## [Aim of the task]
For the data below, report only the number of lines containing the string "name".

## [Records to use]
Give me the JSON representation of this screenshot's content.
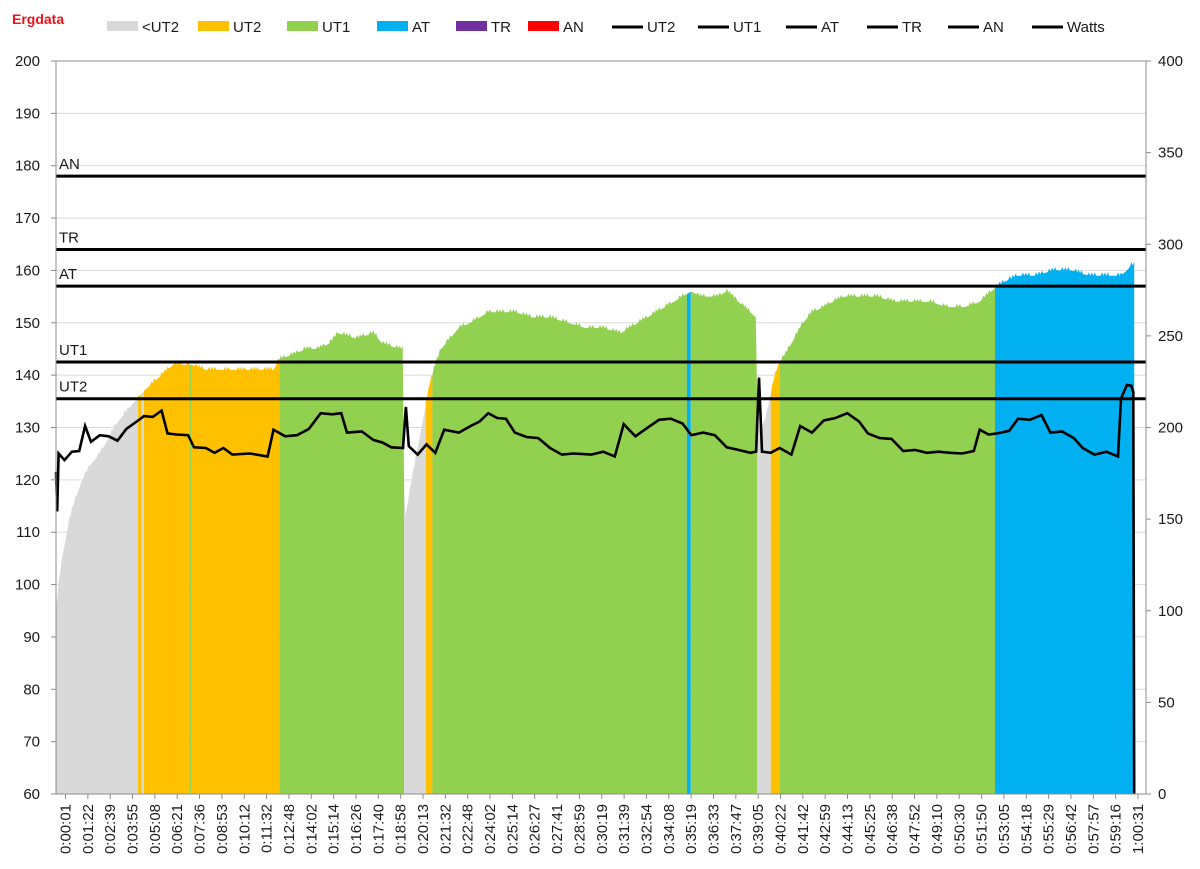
{
  "chart_data": {
    "type": "area",
    "title": "Ergdata",
    "colors": {
      "title": "#e8141c",
      "below_ut2": "#d9d9d9",
      "ut2": "#ffc000",
      "ut1": "#92d050",
      "at": "#00b0f0",
      "tr": "#7030a0",
      "an": "#ff0000",
      "lines": "#000000",
      "grid": "#d9d9d9"
    },
    "legend": {
      "placement": "top",
      "entries": [
        {
          "label": "<UT2",
          "kind": "fill",
          "color": "#d9d9d9"
        },
        {
          "label": "UT2",
          "kind": "fill",
          "color": "#ffc000"
        },
        {
          "label": "UT1",
          "kind": "fill",
          "color": "#92d050"
        },
        {
          "label": "AT",
          "kind": "fill",
          "color": "#00b0f0"
        },
        {
          "label": "TR",
          "kind": "fill",
          "color": "#7030a0"
        },
        {
          "label": "AN",
          "kind": "fill",
          "color": "#ff0000"
        },
        {
          "label": "UT2",
          "kind": "line",
          "color": "#000000"
        },
        {
          "label": "UT1",
          "kind": "line",
          "color": "#000000"
        },
        {
          "label": "AT",
          "kind": "line",
          "color": "#000000"
        },
        {
          "label": "TR",
          "kind": "line",
          "color": "#000000"
        },
        {
          "label": "AN",
          "kind": "line",
          "color": "#000000"
        },
        {
          "label": "Watts",
          "kind": "line",
          "color": "#000000"
        }
      ]
    },
    "x_domain": [
      "0:00:01",
      "1:01:45"
    ],
    "x_ticks": [
      "0:00:01",
      "0:01:22",
      "0:02:39",
      "0:03:55",
      "0:05:08",
      "0:06:21",
      "0:07:36",
      "0:08:53",
      "0:10:12",
      "0:11:32",
      "0:12:48",
      "0:14:02",
      "0:15:14",
      "0:16:26",
      "0:17:40",
      "0:18:58",
      "0:20:13",
      "0:21:32",
      "0:22:48",
      "0:24:02",
      "0:25:14",
      "0:26:27",
      "0:27:41",
      "0:28:59",
      "0:30:19",
      "0:31:39",
      "0:32:54",
      "0:34:08",
      "0:35:19",
      "0:36:33",
      "0:37:47",
      "0:39:05",
      "0:40:22",
      "0:41:42",
      "0:42:59",
      "0:44:13",
      "0:45:25",
      "0:46:38",
      "0:47:52",
      "0:49:10",
      "0:50:30",
      "0:51:50",
      "0:53:05",
      "0:54:18",
      "0:55:29",
      "0:56:42",
      "0:57:57",
      "0:59:16",
      "1:00:31"
    ],
    "y_left": {
      "min": 60,
      "max": 200,
      "step": 10,
      "ticks": [
        "60",
        "70",
        "80",
        "90",
        "100",
        "110",
        "120",
        "130",
        "140",
        "150",
        "160",
        "170",
        "180",
        "190",
        "200"
      ]
    },
    "y_right": {
      "min": 0,
      "max": 400,
      "step": 50,
      "ticks": [
        "0",
        "50",
        "100",
        "150",
        "200",
        "250",
        "300",
        "350",
        "400"
      ]
    },
    "grid": {
      "horizontal": true,
      "vertical": false
    },
    "reference_lines": [
      {
        "label": "UT2",
        "value": 135.5
      },
      {
        "label": "UT1",
        "value": 142.5
      },
      {
        "label": "AT",
        "value": 157
      },
      {
        "label": "TR",
        "value": 164
      },
      {
        "label": "AN",
        "value": 178
      }
    ],
    "heart_rate_series": {
      "name": "Heart rate (zone fill)",
      "axis": "left",
      "points": [
        [
          "0:00:01",
          95
        ],
        [
          "0:00:10",
          100
        ],
        [
          "0:00:25",
          106
        ],
        [
          "0:00:45",
          112
        ],
        [
          "0:01:05",
          116
        ],
        [
          "0:01:30",
          120
        ],
        [
          "0:02:00",
          123
        ],
        [
          "0:02:30",
          125
        ],
        [
          "0:03:00",
          128
        ],
        [
          "0:03:30",
          131
        ],
        [
          "0:04:00",
          133
        ],
        [
          "0:04:30",
          135
        ],
        [
          "0:04:45",
          136
        ],
        [
          "0:05:00",
          137
        ],
        [
          "0:05:20",
          138
        ],
        [
          "0:05:40",
          139
        ],
        [
          "0:06:00",
          140
        ],
        [
          "0:06:20",
          141
        ],
        [
          "0:06:40",
          142
        ],
        [
          "0:07:40",
          142
        ],
        [
          "0:08:30",
          141
        ],
        [
          "0:09:30",
          141
        ],
        [
          "0:10:30",
          141
        ],
        [
          "0:11:30",
          141
        ],
        [
          "0:12:20",
          141
        ],
        [
          "0:12:40",
          143
        ],
        [
          "0:13:30",
          144
        ],
        [
          "0:14:10",
          145
        ],
        [
          "0:14:50",
          145
        ],
        [
          "0:15:30",
          146
        ],
        [
          "0:16:00",
          148
        ],
        [
          "0:17:00",
          147
        ],
        [
          "0:18:00",
          148
        ],
        [
          "0:18:30",
          146
        ],
        [
          "0:19:30",
          145
        ],
        [
          "0:19:40",
          145
        ],
        [
          "0:19:45",
          112
        ],
        [
          "0:20:10",
          120
        ],
        [
          "0:20:30",
          126
        ],
        [
          "0:20:50",
          132
        ],
        [
          "0:21:10",
          138
        ],
        [
          "0:21:30",
          142
        ],
        [
          "0:21:50",
          145
        ],
        [
          "0:22:20",
          147
        ],
        [
          "0:22:50",
          149
        ],
        [
          "0:23:30",
          150
        ],
        [
          "0:24:00",
          151
        ],
        [
          "0:24:30",
          152
        ],
        [
          "0:25:00",
          152
        ],
        [
          "0:26:00",
          152
        ],
        [
          "0:27:00",
          151
        ],
        [
          "0:28:00",
          151
        ],
        [
          "0:29:00",
          150
        ],
        [
          "0:30:00",
          149
        ],
        [
          "0:31:00",
          149
        ],
        [
          "0:32:00",
          148
        ],
        [
          "0:33:00",
          150
        ],
        [
          "0:34:00",
          152
        ],
        [
          "0:35:00",
          154
        ],
        [
          "0:35:30",
          155
        ],
        [
          "0:36:00",
          156
        ],
        [
          "0:36:30",
          155
        ],
        [
          "0:37:30",
          155
        ],
        [
          "0:38:00",
          156
        ],
        [
          "0:38:40",
          154
        ],
        [
          "0:39:20",
          152
        ],
        [
          "0:39:40",
          151
        ],
        [
          "0:39:45",
          129
        ],
        [
          "0:40:10",
          131
        ],
        [
          "0:40:25",
          135
        ],
        [
          "0:40:40",
          139
        ],
        [
          "0:40:55",
          142
        ],
        [
          "0:41:20",
          144
        ],
        [
          "0:41:50",
          147
        ],
        [
          "0:42:20",
          150
        ],
        [
          "0:42:50",
          152
        ],
        [
          "0:43:30",
          153
        ],
        [
          "0:44:00",
          154
        ],
        [
          "0:44:40",
          155
        ],
        [
          "0:45:30",
          155
        ],
        [
          "0:46:30",
          155
        ],
        [
          "0:47:30",
          154
        ],
        [
          "0:48:30",
          154
        ],
        [
          "0:49:30",
          154
        ],
        [
          "0:50:30",
          153
        ],
        [
          "0:51:30",
          153
        ],
        [
          "0:52:20",
          154
        ],
        [
          "0:52:40",
          155
        ],
        [
          "0:53:00",
          156
        ],
        [
          "0:53:20",
          157
        ],
        [
          "0:53:50",
          158
        ],
        [
          "0:54:30",
          159
        ],
        [
          "0:55:30",
          159
        ],
        [
          "0:56:30",
          160
        ],
        [
          "0:57:30",
          160
        ],
        [
          "0:58:30",
          159
        ],
        [
          "0:59:30",
          159
        ],
        [
          "1:00:20",
          159
        ],
        [
          "1:00:40",
          160
        ],
        [
          "1:00:55",
          161
        ],
        [
          "1:01:05",
          161
        ]
      ]
    },
    "zone_segments": [
      {
        "zone": "below_ut2",
        "start": "0:00:01",
        "end": "0:04:40"
      },
      {
        "zone": "ut2",
        "start": "0:04:40",
        "end": "0:04:52"
      },
      {
        "zone": "below_ut2",
        "start": "0:04:52",
        "end": "0:05:00"
      },
      {
        "zone": "ut2",
        "start": "0:05:00",
        "end": "0:07:35"
      },
      {
        "zone": "ut1",
        "start": "0:07:35",
        "end": "0:07:42"
      },
      {
        "zone": "ut2",
        "start": "0:07:42",
        "end": "0:12:40"
      },
      {
        "zone": "ut1",
        "start": "0:12:40",
        "end": "0:19:44"
      },
      {
        "zone": "below_ut2",
        "start": "0:19:44",
        "end": "0:20:58"
      },
      {
        "zone": "ut2",
        "start": "0:20:58",
        "end": "0:21:20"
      },
      {
        "zone": "ut1",
        "start": "0:21:20",
        "end": "0:35:45"
      },
      {
        "zone": "at",
        "start": "0:35:45",
        "end": "0:35:58"
      },
      {
        "zone": "ut1",
        "start": "0:35:58",
        "end": "0:39:44"
      },
      {
        "zone": "below_ut2",
        "start": "0:39:44",
        "end": "0:40:30"
      },
      {
        "zone": "ut2",
        "start": "0:40:30",
        "end": "0:41:00"
      },
      {
        "zone": "ut1",
        "start": "0:41:00",
        "end": "0:53:12"
      },
      {
        "zone": "at",
        "start": "0:53:12",
        "end": "1:01:05"
      }
    ],
    "watts_series": {
      "name": "Watts",
      "axis": "right",
      "points": [
        [
          "0:00:01",
          175
        ],
        [
          "0:00:05",
          155
        ],
        [
          "0:00:10",
          185
        ],
        [
          "0:00:30",
          183
        ],
        [
          "0:00:55",
          186
        ],
        [
          "0:01:20",
          188
        ],
        [
          "0:01:40",
          200
        ],
        [
          "0:02:00",
          193
        ],
        [
          "0:02:30",
          195
        ],
        [
          "0:03:00",
          196
        ],
        [
          "0:03:30",
          192
        ],
        [
          "0:04:00",
          200
        ],
        [
          "0:04:40",
          203
        ],
        [
          "0:05:00",
          207
        ],
        [
          "0:05:30",
          205
        ],
        [
          "0:06:00",
          210
        ],
        [
          "0:06:20",
          196
        ],
        [
          "0:06:50",
          197
        ],
        [
          "0:07:30",
          195
        ],
        [
          "0:07:50",
          190
        ],
        [
          "0:08:30",
          188
        ],
        [
          "0:09:00",
          187
        ],
        [
          "0:09:30",
          188
        ],
        [
          "0:10:00",
          186
        ],
        [
          "0:11:00",
          185
        ],
        [
          "0:12:00",
          185
        ],
        [
          "0:12:20",
          198
        ],
        [
          "0:13:00",
          196
        ],
        [
          "0:13:40",
          195
        ],
        [
          "0:14:20",
          200
        ],
        [
          "0:15:00",
          207
        ],
        [
          "0:15:40",
          208
        ],
        [
          "0:16:10",
          207
        ],
        [
          "0:16:30",
          198
        ],
        [
          "0:17:20",
          197
        ],
        [
          "0:18:00",
          194
        ],
        [
          "0:18:30",
          191
        ],
        [
          "0:19:00",
          190
        ],
        [
          "0:19:40",
          188
        ],
        [
          "0:19:50",
          212
        ],
        [
          "0:20:00",
          189
        ],
        [
          "0:20:30",
          186
        ],
        [
          "0:21:00",
          190
        ],
        [
          "0:21:30",
          187
        ],
        [
          "0:22:00",
          198
        ],
        [
          "0:22:50",
          198
        ],
        [
          "0:23:30",
          200
        ],
        [
          "0:24:00",
          204
        ],
        [
          "0:24:30",
          207
        ],
        [
          "0:25:00",
          206
        ],
        [
          "0:25:30",
          204
        ],
        [
          "0:26:00",
          198
        ],
        [
          "0:26:40",
          194
        ],
        [
          "0:27:20",
          195
        ],
        [
          "0:28:00",
          188
        ],
        [
          "0:28:40",
          186
        ],
        [
          "0:29:20",
          185
        ],
        [
          "0:30:20",
          186
        ],
        [
          "0:31:00",
          186
        ],
        [
          "0:31:40",
          185
        ],
        [
          "0:32:10",
          201
        ],
        [
          "0:32:50",
          196
        ],
        [
          "0:33:30",
          199
        ],
        [
          "0:34:10",
          205
        ],
        [
          "0:34:50",
          204
        ],
        [
          "0:35:30",
          203
        ],
        [
          "0:36:00",
          195
        ],
        [
          "0:36:40",
          198
        ],
        [
          "0:37:20",
          195
        ],
        [
          "0:38:00",
          190
        ],
        [
          "0:38:40",
          187
        ],
        [
          "0:39:20",
          187
        ],
        [
          "0:39:40",
          186
        ],
        [
          "0:39:50",
          228
        ],
        [
          "0:40:00",
          186
        ],
        [
          "0:40:30",
          187
        ],
        [
          "0:41:00",
          188
        ],
        [
          "0:41:40",
          186
        ],
        [
          "0:42:10",
          200
        ],
        [
          "0:42:50",
          198
        ],
        [
          "0:43:30",
          203
        ],
        [
          "0:44:10",
          206
        ],
        [
          "0:44:50",
          207
        ],
        [
          "0:45:30",
          204
        ],
        [
          "0:46:00",
          196
        ],
        [
          "0:46:40",
          195
        ],
        [
          "0:47:20",
          193
        ],
        [
          "0:48:00",
          188
        ],
        [
          "0:48:40",
          187
        ],
        [
          "0:49:20",
          187
        ],
        [
          "0:50:00",
          186
        ],
        [
          "0:50:40",
          187
        ],
        [
          "0:51:20",
          185
        ],
        [
          "0:52:00",
          188
        ],
        [
          "0:52:20",
          198
        ],
        [
          "0:52:50",
          197
        ],
        [
          "0:53:20",
          196
        ],
        [
          "0:54:00",
          199
        ],
        [
          "0:54:30",
          204
        ],
        [
          "0:55:10",
          205
        ],
        [
          "0:55:50",
          206
        ],
        [
          "0:56:20",
          198
        ],
        [
          "0:57:00",
          197
        ],
        [
          "0:57:40",
          195
        ],
        [
          "0:58:10",
          188
        ],
        [
          "0:58:50",
          186
        ],
        [
          "0:59:30",
          186
        ],
        [
          "1:00:10",
          185
        ],
        [
          "1:00:20",
          215
        ],
        [
          "1:00:40",
          224
        ],
        [
          "1:00:55",
          222
        ],
        [
          "1:01:02",
          220
        ],
        [
          "1:01:05",
          0
        ]
      ]
    }
  }
}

## [Output for this exercise]
2